# Supplied records

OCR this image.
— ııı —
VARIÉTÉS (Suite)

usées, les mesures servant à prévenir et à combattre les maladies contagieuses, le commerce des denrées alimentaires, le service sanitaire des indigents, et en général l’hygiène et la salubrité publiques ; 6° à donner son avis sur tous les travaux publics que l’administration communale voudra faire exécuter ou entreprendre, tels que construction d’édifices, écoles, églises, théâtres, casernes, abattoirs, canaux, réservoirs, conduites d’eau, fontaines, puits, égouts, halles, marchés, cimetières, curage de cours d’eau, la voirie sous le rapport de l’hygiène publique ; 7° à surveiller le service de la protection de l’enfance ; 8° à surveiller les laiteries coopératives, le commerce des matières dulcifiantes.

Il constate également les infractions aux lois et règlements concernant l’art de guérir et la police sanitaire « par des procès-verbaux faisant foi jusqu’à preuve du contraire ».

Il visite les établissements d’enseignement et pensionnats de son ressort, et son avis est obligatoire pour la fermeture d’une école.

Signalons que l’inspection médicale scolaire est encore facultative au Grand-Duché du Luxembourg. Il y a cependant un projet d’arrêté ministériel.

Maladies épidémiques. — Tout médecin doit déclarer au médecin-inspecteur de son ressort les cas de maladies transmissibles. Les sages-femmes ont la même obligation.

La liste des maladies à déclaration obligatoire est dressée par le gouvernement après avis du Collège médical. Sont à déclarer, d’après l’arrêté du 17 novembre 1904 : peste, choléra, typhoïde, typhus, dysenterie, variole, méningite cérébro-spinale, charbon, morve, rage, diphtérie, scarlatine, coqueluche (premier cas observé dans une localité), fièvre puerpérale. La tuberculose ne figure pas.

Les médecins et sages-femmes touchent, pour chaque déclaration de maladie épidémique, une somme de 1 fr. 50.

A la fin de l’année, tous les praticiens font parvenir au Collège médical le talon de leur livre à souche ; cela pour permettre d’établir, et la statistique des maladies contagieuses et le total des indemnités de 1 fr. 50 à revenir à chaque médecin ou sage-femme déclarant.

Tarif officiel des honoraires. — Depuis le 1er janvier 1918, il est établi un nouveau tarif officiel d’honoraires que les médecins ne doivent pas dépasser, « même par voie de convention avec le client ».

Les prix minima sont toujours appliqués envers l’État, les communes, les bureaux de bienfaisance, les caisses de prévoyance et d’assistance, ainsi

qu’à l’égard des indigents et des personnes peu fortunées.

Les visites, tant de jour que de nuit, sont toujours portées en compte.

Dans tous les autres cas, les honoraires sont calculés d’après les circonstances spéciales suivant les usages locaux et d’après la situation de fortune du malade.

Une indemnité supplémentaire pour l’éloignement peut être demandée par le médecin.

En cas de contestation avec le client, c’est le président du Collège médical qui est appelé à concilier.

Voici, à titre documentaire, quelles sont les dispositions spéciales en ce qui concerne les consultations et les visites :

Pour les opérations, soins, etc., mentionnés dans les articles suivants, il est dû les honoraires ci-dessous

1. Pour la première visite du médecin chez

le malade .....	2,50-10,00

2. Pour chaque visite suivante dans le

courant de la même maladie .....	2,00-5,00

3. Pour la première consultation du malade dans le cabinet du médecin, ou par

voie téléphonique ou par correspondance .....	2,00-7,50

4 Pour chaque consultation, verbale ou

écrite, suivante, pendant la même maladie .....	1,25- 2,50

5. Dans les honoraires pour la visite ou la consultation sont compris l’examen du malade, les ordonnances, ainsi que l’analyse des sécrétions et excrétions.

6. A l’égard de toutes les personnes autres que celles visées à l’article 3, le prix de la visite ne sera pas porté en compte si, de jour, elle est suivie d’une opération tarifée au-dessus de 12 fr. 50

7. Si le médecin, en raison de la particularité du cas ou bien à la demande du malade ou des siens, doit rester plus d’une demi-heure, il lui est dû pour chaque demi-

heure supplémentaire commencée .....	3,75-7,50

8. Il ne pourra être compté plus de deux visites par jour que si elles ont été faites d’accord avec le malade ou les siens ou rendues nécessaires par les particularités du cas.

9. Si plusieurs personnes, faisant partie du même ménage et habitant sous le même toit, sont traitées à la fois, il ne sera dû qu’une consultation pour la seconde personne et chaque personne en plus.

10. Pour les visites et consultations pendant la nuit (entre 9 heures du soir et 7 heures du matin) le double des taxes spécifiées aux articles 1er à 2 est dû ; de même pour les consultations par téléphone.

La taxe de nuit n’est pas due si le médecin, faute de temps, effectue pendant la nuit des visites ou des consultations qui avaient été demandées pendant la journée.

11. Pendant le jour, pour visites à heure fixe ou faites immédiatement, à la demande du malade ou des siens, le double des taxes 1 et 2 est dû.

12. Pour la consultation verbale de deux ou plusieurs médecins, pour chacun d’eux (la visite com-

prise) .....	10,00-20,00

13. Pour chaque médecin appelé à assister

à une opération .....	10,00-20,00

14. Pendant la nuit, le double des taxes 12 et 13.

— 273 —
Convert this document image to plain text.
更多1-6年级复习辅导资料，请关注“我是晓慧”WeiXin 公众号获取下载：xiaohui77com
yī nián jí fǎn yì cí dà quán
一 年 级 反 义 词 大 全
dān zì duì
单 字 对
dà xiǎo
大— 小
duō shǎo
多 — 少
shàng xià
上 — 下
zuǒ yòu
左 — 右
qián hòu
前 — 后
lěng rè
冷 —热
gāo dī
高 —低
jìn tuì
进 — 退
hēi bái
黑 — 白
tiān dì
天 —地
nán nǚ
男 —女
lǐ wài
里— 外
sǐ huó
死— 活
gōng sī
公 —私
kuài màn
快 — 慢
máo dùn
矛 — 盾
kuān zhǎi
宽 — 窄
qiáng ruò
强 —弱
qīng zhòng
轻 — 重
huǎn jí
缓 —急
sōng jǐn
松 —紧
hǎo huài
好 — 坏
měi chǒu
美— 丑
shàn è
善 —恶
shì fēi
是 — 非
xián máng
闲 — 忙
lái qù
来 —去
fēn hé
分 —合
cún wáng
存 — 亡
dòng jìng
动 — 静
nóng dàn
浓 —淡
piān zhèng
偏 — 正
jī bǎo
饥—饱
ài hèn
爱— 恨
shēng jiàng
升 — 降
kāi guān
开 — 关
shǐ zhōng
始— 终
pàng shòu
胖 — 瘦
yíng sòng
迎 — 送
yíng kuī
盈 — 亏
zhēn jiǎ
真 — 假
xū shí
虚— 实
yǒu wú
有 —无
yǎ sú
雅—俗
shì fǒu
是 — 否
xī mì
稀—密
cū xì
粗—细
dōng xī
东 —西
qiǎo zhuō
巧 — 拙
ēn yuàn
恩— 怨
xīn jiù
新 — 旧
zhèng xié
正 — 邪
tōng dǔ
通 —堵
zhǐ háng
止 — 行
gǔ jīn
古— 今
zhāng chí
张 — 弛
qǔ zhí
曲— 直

# Exercise directions
Recopy the entries above exactly, with every line included.

# Solution for this task
OCR this image.
— ııı —
VARIÉTÉS (Suite)

usées, les mesures servant à prévenir et à combattre les maladies contagieuses, le commerce des denrées alimentaires, le service sanitaire des indigents, et en général l’hygiène et la salubrité publiques ; 6° à donner son avis sur tous les travaux publics que l’administration communale voudra faire exécuter ou entreprendre, tels que construction d’édifices, écoles, églises, théâtres, casernes, abattoirs, canaux, réservoirs, conduites d’eau, fontaines, puits, égouts, halles, marchés, cimetières, curage de cours d’eau, la voirie sous le rapport de l’hygiène publique ; 7° à surveiller le service de la protection de l’enfance ; 8° à surveiller les laiteries coopératives, le commerce des matières dulcifiantes.

Il constate également les infractions aux lois et règlements concernant l’art de guérir et la police sanitaire « par des procès-verbaux faisant foi jusqu’à preuve du contraire ».

Il visite les établissements d’enseignement et pensionnats de son ressort, et son avis est obligatoire pour la fermeture d’une école.

Signalons que l’inspection médicale scolaire est encore facultative au Grand-Duché du Luxembourg. Il y a cependant un projet d’arrêté ministériel.

Maladies épidémiques. — Tout médecin doit déclarer au médecin-inspecteur de son ressort les cas de maladies transmissibles. Les sages-femmes ont la même obligation.

La liste des maladies à déclaration obligatoire est dressée par le gouvernement après avis du Collège médical. Sont à déclarer, d’après l’arrêté du 17 novembre 1904 : peste, choléra, typhoïde, typhus, dysenterie, variole, méningite cérébro-spinale, charbon, morve, rage, diphtérie, scarlatine, coqueluche (premier cas observé dans une localité), fièvre puerpérale. La tuberculose ne figure pas.

Les médecins et sages-femmes touchent, pour chaque déclaration de maladie épidémique, une somme de 1 fr. 50.

A la fin de l’année, tous les praticiens font parvenir au Collège médical le talon de leur livre à souche ; cela pour permettre d’établir, et la statistique des maladies contagieuses et le total des indemnités de 1 fr. 50 à revenir à chaque médecin ou sage-femme déclarant.

Tarif officiel des honoraires. — Depuis le 1er janvier 1918, il est établi un nouveau tarif officiel d’honoraires que les médecins ne doivent pas dépasser, « même par voie de convention avec le client ».

Les prix minima sont toujours appliqués envers l’État, les communes, les bureaux de bienfaisance, les caisses de prévoyance et d’assistance, ainsi

qu’à l’égard des indigents et des personnes peu fortunées.

Les visites, tant de jour que de nuit, sont toujours portées en compte.

Dans tous les autres cas, les honoraires sont calculés d’après les circonstances spéciales suivant les usages locaux et d’après la situation de fortune du malade.

Une indemnité supplémentaire pour l’éloignement peut être demandée par le médecin.

En cas de contestation avec le client, c’est le président du Collège médical qui est appelé à concilier.

Voici, à titre documentaire, quelles sont les dispositions spéciales en ce qui concerne les consultations et les visites :

Pour les opérations, soins, etc., mentionnés dans les articles suivants, il est dû les honoraires ci-dessous

1. Pour la première visite du médecin chez

le malade .....	2,50-10,00

2. Pour chaque visite suivante dans le

courant de la même maladie .....	2,00-5,00

3. Pour la première consultation du malade dans le cabinet du médecin, ou par

voie téléphonique ou par correspondance .....	2,00-7,50

4 Pour chaque consultation, verbale ou

écrite, suivante, pendant la même maladie .....	1,25- 2,50

5. Dans les honoraires pour la visite ou la consultation sont compris l’examen du malade, les ordonnances, ainsi que l’analyse des sécrétions et excrétions.

6. A l’égard de toutes les personnes autres que celles visées à l’article 3, le prix de la visite ne sera pas porté en compte si, de jour, elle est suivie d’une opération tarifée au-dessus de 12 fr. 50

7. Si le médecin, en raison de la particularité du cas ou bien à la demande du malade ou des siens, doit rester plus d’une demi-heure, il lui est dû pour chaque demi-

heure supplémentaire commencée .....	3,75-7,50

8. Il ne pourra être compté plus de deux visites par jour que si elles ont été faites d’accord avec le malade ou les siens ou rendues nécessaires par les particularités du cas.

9. Si plusieurs personnes, faisant partie du même ménage et habitant sous le même toit, sont traitées à la fois, il ne sera dû qu’une consultation pour la seconde personne et chaque personne en plus.

10. Pour les visites et consultations pendant la nuit (entre 9 heures du soir et 7 heures du matin) le double des taxes spécifiées aux articles 1er à 2 est dû ; de même pour les consultations par téléphone.

La taxe de nuit n’est pas due si le médecin, faute de temps, effectue pendant la nuit des visites ou des consultations qui avaient été demandées pendant la journée.

11. Pendant le jour, pour visites à heure fixe ou faites immédiatement, à la demande du malade ou des siens, le double des taxes 1 et 2 est dû.

12. Pour la consultation verbale de deux ou plusieurs médecins, pour chacun d’eux (la visite com-

prise) .....	10,00-20,00

13. Pour chaque médecin appelé à assister

à une opération .....	10,00-20,00

14. Pendant la nuit, le double des taxes 12 et 13.

— 273 —
Convert this document image to plain text.
更多1-6年级复习辅导资料，请关注“我是晓慧”WeiXin 公众号获取下载：xiaohui77com
yī nián jí fǎn yì cí dà quán
一 年 级 反 义 词 大 全
dān zì duì
单 字 对
dà xiǎo
大— 小
duō shǎo
多 — 少
shàng xià
上 — 下
zuǒ yòu
左 — 右
qián hòu
前 — 后
lěng rè
冷 —热
gāo dī
高 —低
jìn tuì
进 — 退
hēi bái
黑 — 白
tiān dì
天 —地
nán nǚ
男 —女
lǐ wài
里— 外
sǐ huó
死— 活
gōng sī
公 —私
kuài màn
快 — 慢
máo dùn
矛 — 盾
kuān zhǎi
宽 — 窄
qiáng ruò
强 —弱
qīng zhòng
轻 — 重
huǎn jí
缓 —急
sōng jǐn
松 —紧
hǎo huài
好 — 坏
měi chǒu
美— 丑
shàn è
善 —恶
shì fēi
是 — 非
xián máng
闲 — 忙
lái qù
来 —去
fēn hé
分 —合
cún wáng
存 — 亡
dòng jìng
动 — 静
nóng dàn
浓 —淡
piān zhèng
偏 — 正
jī bǎo
饥—饱
ài hèn
爱— 恨
shēng jiàng
升 — 降
kāi guān
开 — 关
shǐ zhōng
始— 终
pàng shòu
胖 — 瘦
yíng sòng
迎 — 送
yíng kuī
盈 — 亏
zhēn jiǎ
真 — 假
xū shí
虚— 实
yǒu wú
有 —无
yǎ sú
雅—俗
shì fǒu
是 — 否
xī mì
稀—密
cū xì
粗—细
dōng xī
东 —西
qiǎo zhuō
巧 — 拙
ēn yuàn
恩— 怨
xīn jiù
新 — 旧
zhèng xié
正 — 邪
tōng dǔ
通 —堵
zhǐ háng
止 — 行
gǔ jīn
古— 今
zhāng chí
张 — 弛
qǔ zhí
曲— 直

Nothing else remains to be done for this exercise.